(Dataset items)
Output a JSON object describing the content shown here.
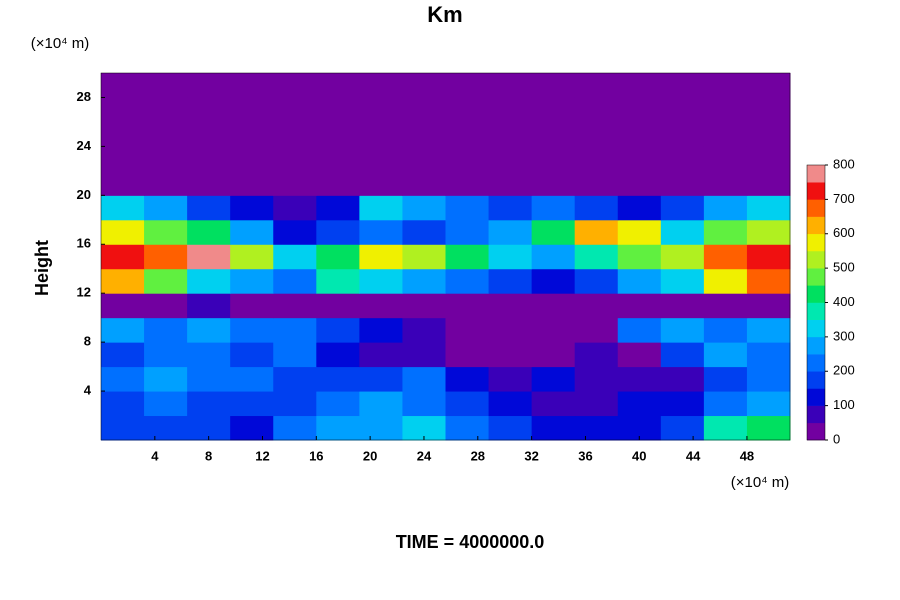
{
  "chart_data": {
    "type": "heatmap",
    "title": "Km",
    "ylabel": "Height",
    "x_unit": "(×10⁴ m)",
    "y_unit": "(×10⁴ m)",
    "footer": "TIME = 4000000.0",
    "xlim": [
      0,
      51.2
    ],
    "xticks": [
      4,
      8,
      12,
      16,
      20,
      24,
      28,
      32,
      36,
      40,
      44,
      48
    ],
    "ylim": [
      0,
      30
    ],
    "yticks": [
      4,
      8,
      12,
      16,
      20,
      24,
      28
    ],
    "clim": [
      0,
      800
    ],
    "cticks": [
      0,
      100,
      200,
      300,
      400,
      500,
      600,
      700,
      800
    ],
    "colors": [
      "#7200a0",
      "#3a00b8",
      "#0008d8",
      "#0040f0",
      "#0070ff",
      "#00a0ff",
      "#00d0f0",
      "#00e8b0",
      "#00e060",
      "#60f040",
      "#b0f020",
      "#f0f000",
      "#ffb000",
      "#ff6000",
      "#f01010",
      "#f08a8a"
    ],
    "z": [
      [
        150,
        180,
        160,
        120,
        200,
        250,
        280,
        300,
        220,
        150,
        100,
        100,
        120,
        150,
        350,
        420
      ],
      [
        180,
        200,
        180,
        150,
        160,
        220,
        250,
        200,
        150,
        100,
        80,
        80,
        100,
        120,
        200,
        250
      ],
      [
        220,
        250,
        200,
        220,
        180,
        150,
        180,
        200,
        120,
        80,
        100,
        80,
        60,
        80,
        180,
        220
      ],
      [
        180,
        200,
        220,
        180,
        200,
        100,
        60,
        50,
        40,
        30,
        40,
        50,
        40,
        150,
        250,
        200
      ],
      [
        250,
        230,
        250,
        220,
        200,
        180,
        120,
        80,
        40,
        20,
        20,
        30,
        200,
        250,
        230,
        250
      ],
      [
        20,
        20,
        50,
        30,
        20,
        10,
        20,
        30,
        40,
        20,
        10,
        30,
        20,
        20,
        30,
        40
      ],
      [
        600,
        450,
        300,
        250,
        200,
        350,
        300,
        250,
        200,
        150,
        100,
        150,
        250,
        300,
        550,
        650
      ],
      [
        700,
        650,
        750,
        500,
        300,
        400,
        550,
        500,
        400,
        300,
        250,
        350,
        450,
        500,
        650,
        700
      ],
      [
        550,
        450,
        400,
        250,
        100,
        150,
        200,
        150,
        200,
        250,
        400,
        600,
        550,
        300,
        450,
        500
      ],
      [
        300,
        250,
        150,
        100,
        50,
        100,
        300,
        250,
        200,
        150,
        200,
        150,
        100,
        150,
        250,
        300
      ],
      [
        0,
        0,
        0,
        0,
        0,
        0,
        0,
        0,
        0,
        0,
        0,
        0,
        0,
        0,
        0,
        0
      ],
      [
        0,
        0,
        0,
        0,
        0,
        0,
        0,
        0,
        0,
        0,
        0,
        0,
        0,
        0,
        0,
        0
      ],
      [
        0,
        0,
        0,
        0,
        0,
        0,
        0,
        0,
        0,
        0,
        0,
        0,
        0,
        0,
        0,
        0
      ],
      [
        0,
        0,
        0,
        0,
        0,
        0,
        0,
        0,
        0,
        0,
        0,
        0,
        0,
        0,
        0,
        0
      ],
      [
        0,
        0,
        0,
        0,
        0,
        0,
        0,
        0,
        0,
        0,
        0,
        0,
        0,
        0,
        0,
        0
      ]
    ]
  }
}
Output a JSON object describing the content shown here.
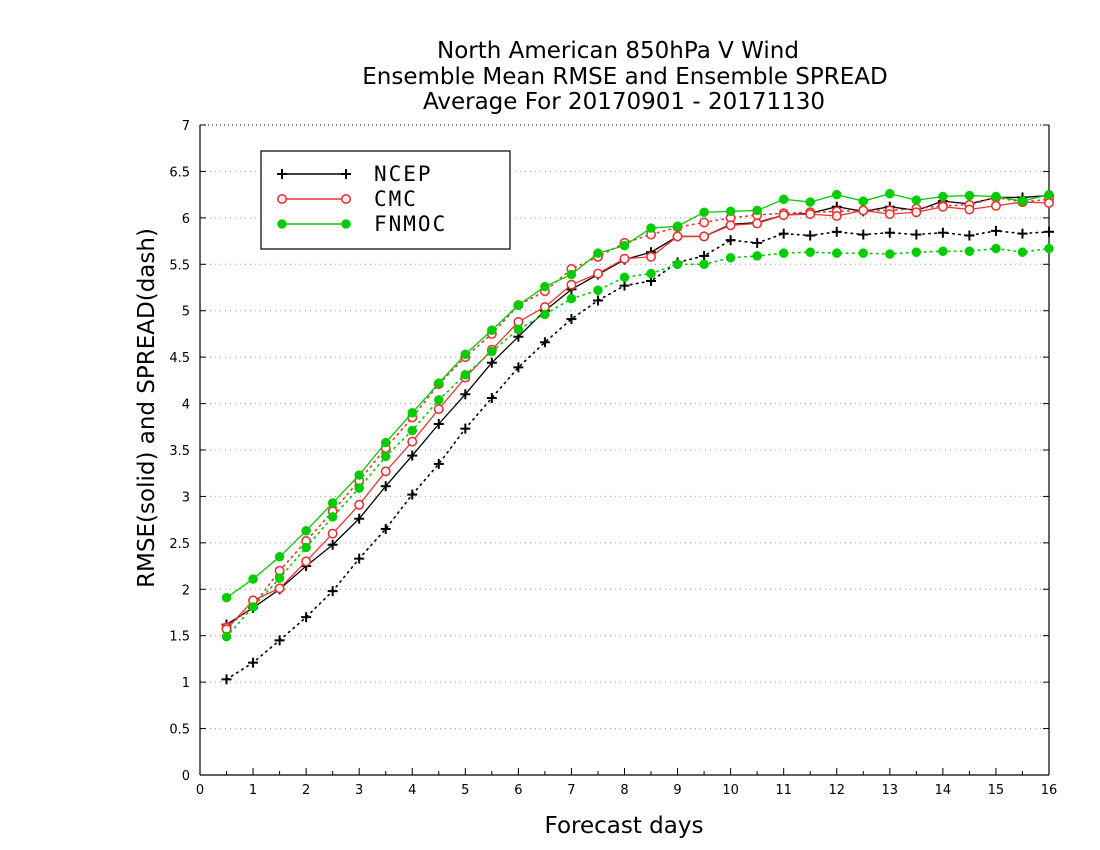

Given exercise:
Write out the records above once more, word for word, with no pictures.

Reply to the exercise:
Output a JSON object describing the content shown here.
{
  "chart_data": {
    "type": "heatmap",
    "title": "Km",
    "ylabel": "Height",
    "x_unit": "(×10⁴ m)",
    "y_unit": "(×10⁴ m)",
    "footer": "TIME = 4000000.0",
    "xlim": [
      0,
      51.2
    ],
    "xticks": [
      4,
      8,
      12,
      16,
      20,
      24,
      28,
      32,
      36,
      40,
      44,
      48
    ],
    "ylim": [
      0,
      30
    ],
    "yticks": [
      4,
      8,
      12,
      16,
      20,
      24,
      28
    ],
    "clim": [
      0,
      800
    ],
    "cticks": [
      0,
      100,
      200,
      300,
      400,
      500,
      600,
      700,
      800
    ],
    "colors": [
      "#7200a0",
      "#3a00b8",
      "#0008d8",
      "#0040f0",
      "#0070ff",
      "#00a0ff",
      "#00d0f0",
      "#00e8b0",
      "#00e060",
      "#60f040",
      "#b0f020",
      "#f0f000",
      "#ffb000",
      "#ff6000",
      "#f01010",
      "#f08a8a"
    ],
    "z": [
      [
        150,
        180,
        160,
        120,
        200,
        250,
        280,
        300,
        220,
        150,
        100,
        100,
        120,
        150,
        350,
        420
      ],
      [
        180,
        200,
        180,
        150,
        160,
        220,
        250,
        200,
        150,
        100,
        80,
        80,
        100,
        120,
        200,
        250
      ],
      [
        220,
        250,
        200,
        220,
        180,
        150,
        180,
        200,
        120,
        80,
        100,
        80,
        60,
        80,
        180,
        220
      ],
      [
        180,
        200,
        220,
        180,
        200,
        100,
        60,
        50,
        40,
        30,
        40,
        50,
        40,
        150,
        250,
        200
      ],
      [
        250,
        230,
        250,
        220,
        200,
        180,
        120,
        80,
        40,
        20,
        20,
        30,
        200,
        250,
        230,
        250
      ],
      [
        20,
        20,
        50,
        30,
        20,
        10,
        20,
        30,
        40,
        20,
        10,
        30,
        20,
        20,
        30,
        40
      ],
      [
        600,
        450,
        300,
        250,
        200,
        350,
        300,
        250,
        200,
        150,
        100,
        150,
        250,
        300,
        550,
        650
      ],
      [
        700,
        650,
        750,
        500,
        300,
        400,
        550,
        500,
        400,
        300,
        250,
        350,
        450,
        500,
        650,
        700
      ],
      [
        550,
        450,
        400,
        250,
        100,
        150,
        200,
        150,
        200,
        250,
        400,
        600,
        550,
        300,
        450,
        500
      ],
      [
        300,
        250,
        150,
        100,
        50,
        100,
        300,
        250,
        200,
        150,
        200,
        150,
        100,
        150,
        250,
        300
      ],
      [
        0,
        0,
        0,
        0,
        0,
        0,
        0,
        0,
        0,
        0,
        0,
        0,
        0,
        0,
        0,
        0
      ],
      [
        0,
        0,
        0,
        0,
        0,
        0,
        0,
        0,
        0,
        0,
        0,
        0,
        0,
        0,
        0,
        0
      ],
      [
        0,
        0,
        0,
        0,
        0,
        0,
        0,
        0,
        0,
        0,
        0,
        0,
        0,
        0,
        0,
        0
      ],
      [
        0,
        0,
        0,
        0,
        0,
        0,
        0,
        0,
        0,
        0,
        0,
        0,
        0,
        0,
        0,
        0
      ],
      [
        0,
        0,
        0,
        0,
        0,
        0,
        0,
        0,
        0,
        0,
        0,
        0,
        0,
        0,
        0,
        0
      ]
    ]
  }
}
Output a JSON object describing the content shown here.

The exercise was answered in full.